▸ **Written instruction**
Retype the material below line for line, changing nothing.

▸ **Provided data**
::::
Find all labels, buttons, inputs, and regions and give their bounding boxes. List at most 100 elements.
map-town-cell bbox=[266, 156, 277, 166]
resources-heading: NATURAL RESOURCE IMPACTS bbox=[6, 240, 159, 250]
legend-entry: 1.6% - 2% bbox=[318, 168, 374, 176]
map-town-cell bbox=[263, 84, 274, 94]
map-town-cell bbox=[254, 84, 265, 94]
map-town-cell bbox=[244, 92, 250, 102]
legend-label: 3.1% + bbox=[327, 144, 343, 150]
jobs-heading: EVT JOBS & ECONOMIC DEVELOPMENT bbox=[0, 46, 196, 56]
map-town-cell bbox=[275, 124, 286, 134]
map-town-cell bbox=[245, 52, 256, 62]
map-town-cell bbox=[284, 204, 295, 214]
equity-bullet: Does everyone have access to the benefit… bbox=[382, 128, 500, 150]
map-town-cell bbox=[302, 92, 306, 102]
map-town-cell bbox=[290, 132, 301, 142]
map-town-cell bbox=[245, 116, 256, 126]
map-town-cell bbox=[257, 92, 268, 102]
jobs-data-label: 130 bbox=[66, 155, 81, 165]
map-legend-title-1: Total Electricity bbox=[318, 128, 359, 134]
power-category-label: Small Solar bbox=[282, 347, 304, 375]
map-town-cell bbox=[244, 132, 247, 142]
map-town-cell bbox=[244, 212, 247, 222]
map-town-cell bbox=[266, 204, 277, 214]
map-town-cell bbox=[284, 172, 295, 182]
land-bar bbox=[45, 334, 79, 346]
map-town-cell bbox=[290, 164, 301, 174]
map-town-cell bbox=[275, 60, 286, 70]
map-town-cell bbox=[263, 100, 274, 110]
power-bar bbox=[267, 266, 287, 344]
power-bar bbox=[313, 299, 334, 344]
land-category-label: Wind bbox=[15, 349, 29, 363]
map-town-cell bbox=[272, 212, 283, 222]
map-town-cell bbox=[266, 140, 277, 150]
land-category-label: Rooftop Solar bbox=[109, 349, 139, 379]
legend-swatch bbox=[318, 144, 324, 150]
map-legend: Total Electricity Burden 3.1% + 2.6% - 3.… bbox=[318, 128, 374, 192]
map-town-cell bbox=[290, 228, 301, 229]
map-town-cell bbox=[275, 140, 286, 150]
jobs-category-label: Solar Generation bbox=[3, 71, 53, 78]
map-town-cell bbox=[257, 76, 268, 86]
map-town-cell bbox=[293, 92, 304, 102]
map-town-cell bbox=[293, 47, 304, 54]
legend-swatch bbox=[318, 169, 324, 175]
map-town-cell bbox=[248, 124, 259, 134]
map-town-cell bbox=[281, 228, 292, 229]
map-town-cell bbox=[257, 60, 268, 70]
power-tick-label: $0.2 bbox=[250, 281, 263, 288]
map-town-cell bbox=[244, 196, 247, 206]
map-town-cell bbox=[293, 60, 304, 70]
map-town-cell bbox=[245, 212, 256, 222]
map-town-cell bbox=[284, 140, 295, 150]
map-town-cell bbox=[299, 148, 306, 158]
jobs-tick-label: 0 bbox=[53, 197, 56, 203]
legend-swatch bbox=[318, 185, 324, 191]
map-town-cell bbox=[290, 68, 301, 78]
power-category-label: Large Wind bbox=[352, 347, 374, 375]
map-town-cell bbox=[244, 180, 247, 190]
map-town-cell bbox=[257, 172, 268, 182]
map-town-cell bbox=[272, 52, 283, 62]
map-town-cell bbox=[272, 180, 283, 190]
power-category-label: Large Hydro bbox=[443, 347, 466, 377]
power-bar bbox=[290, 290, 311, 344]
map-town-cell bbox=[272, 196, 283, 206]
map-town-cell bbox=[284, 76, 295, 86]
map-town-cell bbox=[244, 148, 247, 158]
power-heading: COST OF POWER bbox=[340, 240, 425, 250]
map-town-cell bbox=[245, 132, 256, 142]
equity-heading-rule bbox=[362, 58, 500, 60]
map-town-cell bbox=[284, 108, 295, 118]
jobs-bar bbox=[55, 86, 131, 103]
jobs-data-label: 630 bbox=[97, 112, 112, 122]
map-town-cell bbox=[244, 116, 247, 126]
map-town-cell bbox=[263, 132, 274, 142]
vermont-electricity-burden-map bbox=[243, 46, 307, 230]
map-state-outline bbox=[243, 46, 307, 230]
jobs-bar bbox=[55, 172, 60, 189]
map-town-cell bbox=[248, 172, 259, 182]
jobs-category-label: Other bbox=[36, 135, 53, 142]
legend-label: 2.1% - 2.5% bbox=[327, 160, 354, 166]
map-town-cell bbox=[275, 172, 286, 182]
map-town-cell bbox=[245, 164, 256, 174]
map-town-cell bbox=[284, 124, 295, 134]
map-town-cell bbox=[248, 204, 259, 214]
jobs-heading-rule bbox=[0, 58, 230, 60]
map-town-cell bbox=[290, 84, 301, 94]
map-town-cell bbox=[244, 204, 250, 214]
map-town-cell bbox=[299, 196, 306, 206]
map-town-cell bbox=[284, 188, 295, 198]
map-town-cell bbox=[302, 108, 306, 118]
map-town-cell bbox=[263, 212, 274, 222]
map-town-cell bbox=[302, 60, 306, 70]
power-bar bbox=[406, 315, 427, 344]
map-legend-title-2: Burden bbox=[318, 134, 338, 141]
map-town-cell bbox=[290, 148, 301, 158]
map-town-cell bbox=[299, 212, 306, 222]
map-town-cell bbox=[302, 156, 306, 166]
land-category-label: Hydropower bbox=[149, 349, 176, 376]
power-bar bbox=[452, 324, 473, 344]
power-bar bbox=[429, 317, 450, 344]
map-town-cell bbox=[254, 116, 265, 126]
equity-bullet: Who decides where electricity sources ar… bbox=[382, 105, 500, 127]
::::
▸ **The reply**
Find all labels, buttons, inputs, and regions and give their bounding boxes. List at most 100 elements.
map-town-cell bbox=[266, 156, 277, 166]
resources-heading: NATURAL RESOURCE IMPACTS bbox=[6, 240, 159, 250]
legend-entry: 1.6% - 2% bbox=[318, 168, 374, 176]
map-town-cell bbox=[263, 84, 274, 94]
map-town-cell bbox=[254, 84, 265, 94]
map-town-cell bbox=[244, 92, 250, 102]
legend-label: 3.1% + bbox=[327, 144, 343, 150]
jobs-heading: EVT JOBS & ECONOMIC DEVELOPMENT bbox=[0, 46, 196, 56]
map-town-cell bbox=[275, 124, 286, 134]
map-town-cell bbox=[245, 52, 256, 62]
map-town-cell bbox=[284, 204, 295, 214]
equity-bullet: Does everyone have access to the benefit… bbox=[382, 128, 500, 150]
map-town-cell bbox=[302, 92, 306, 102]
map-town-cell bbox=[290, 132, 301, 142]
map-town-cell bbox=[245, 116, 256, 126]
map-town-cell bbox=[257, 92, 268, 102]
jobs-data-label: 130 bbox=[66, 155, 81, 165]
map-legend-title-1: Total Electricity bbox=[318, 128, 359, 134]
power-category-label: Small Solar bbox=[282, 347, 304, 375]
map-town-cell bbox=[244, 132, 247, 142]
map-town-cell bbox=[244, 212, 247, 222]
map-town-cell bbox=[266, 204, 277, 214]
map-town-cell bbox=[284, 172, 295, 182]
land-bar bbox=[45, 334, 79, 346]
map-town-cell bbox=[290, 164, 301, 174]
map-town-cell bbox=[275, 60, 286, 70]
map-town-cell bbox=[263, 100, 274, 110]
power-bar bbox=[267, 266, 287, 344]
power-bar bbox=[313, 299, 334, 344]
land-category-label: Wind bbox=[15, 349, 29, 363]
map-town-cell bbox=[272, 212, 283, 222]
map-town-cell bbox=[266, 140, 277, 150]
land-category-label: Rooftop Solar bbox=[109, 349, 139, 379]
legend-swatch bbox=[318, 144, 324, 150]
map-legend: Total Electricity Burden 3.1% + 2.6% - 3.… bbox=[318, 128, 374, 192]
map-town-cell bbox=[290, 228, 301, 229]
map-town-cell bbox=[275, 140, 286, 150]
jobs-category-label: Solar Generation bbox=[3, 71, 53, 78]
map-town-cell bbox=[257, 76, 268, 86]
map-town-cell bbox=[293, 92, 304, 102]
map-town-cell bbox=[293, 47, 304, 54]
legend-swatch bbox=[318, 169, 324, 175]
map-town-cell bbox=[248, 124, 259, 134]
map-town-cell bbox=[281, 228, 292, 229]
map-town-cell bbox=[257, 60, 268, 70]
power-tick-label: $0.2 bbox=[250, 281, 263, 288]
map-town-cell bbox=[244, 196, 247, 206]
map-town-cell bbox=[293, 60, 304, 70]
map-town-cell bbox=[245, 212, 256, 222]
map-town-cell bbox=[284, 140, 295, 150]
map-town-cell bbox=[299, 148, 306, 158]
jobs-tick-label: 0 bbox=[53, 197, 56, 203]
legend-swatch bbox=[318, 185, 324, 191]
map-town-cell bbox=[290, 68, 301, 78]
power-category-label: Large Wind bbox=[352, 347, 374, 375]
map-town-cell bbox=[244, 180, 247, 190]
map-town-cell bbox=[257, 172, 268, 182]
map-town-cell bbox=[272, 52, 283, 62]
map-town-cell bbox=[272, 180, 283, 190]
power-category-label: Large Hydro bbox=[443, 347, 466, 377]
power-bar bbox=[290, 290, 311, 344]
map-town-cell bbox=[272, 196, 283, 206]
map-town-cell bbox=[284, 76, 295, 86]
map-town-cell bbox=[244, 148, 247, 158]
power-heading: COST OF POWER bbox=[340, 240, 425, 250]
map-town-cell bbox=[245, 132, 256, 142]
equity-heading-rule bbox=[362, 58, 500, 60]
map-town-cell bbox=[284, 108, 295, 118]
jobs-bar bbox=[55, 86, 131, 103]
jobs-data-label: 630 bbox=[97, 112, 112, 122]
map-town-cell bbox=[244, 116, 247, 126]
map-town-cell bbox=[263, 132, 274, 142]
vermont-electricity-burden-map bbox=[243, 46, 307, 230]
map-state-outline bbox=[243, 46, 307, 230]
jobs-bar bbox=[55, 172, 60, 189]
map-town-cell bbox=[248, 172, 259, 182]
jobs-category-label: Other bbox=[36, 135, 53, 142]
legend-label: 2.1% - 2.5% bbox=[327, 160, 354, 166]
map-town-cell bbox=[275, 172, 286, 182]
map-town-cell bbox=[245, 164, 256, 174]
map-town-cell bbox=[284, 124, 295, 134]
map-town-cell bbox=[248, 204, 259, 214]
jobs-heading-rule bbox=[0, 58, 230, 60]
map-town-cell bbox=[290, 84, 301, 94]
map-town-cell bbox=[244, 204, 250, 214]
map-town-cell bbox=[299, 196, 306, 206]
map-town-cell bbox=[284, 188, 295, 198]
map-town-cell bbox=[302, 108, 306, 118]
map-town-cell bbox=[263, 212, 274, 222]
map-town-cell bbox=[302, 60, 306, 70]
power-bar bbox=[406, 315, 427, 344]
map-legend-title-2: Burden bbox=[318, 134, 338, 141]
map-town-cell bbox=[290, 148, 301, 158]
map-town-cell bbox=[299, 212, 306, 222]
map-town-cell bbox=[302, 156, 306, 166]
land-category-label: Hydropower bbox=[149, 349, 176, 376]
power-bar bbox=[452, 324, 473, 344]
power-bar bbox=[429, 317, 450, 344]
map-town-cell bbox=[254, 116, 265, 126]
equity-bullet: Who decides where electricity sources ar… bbox=[382, 105, 500, 127]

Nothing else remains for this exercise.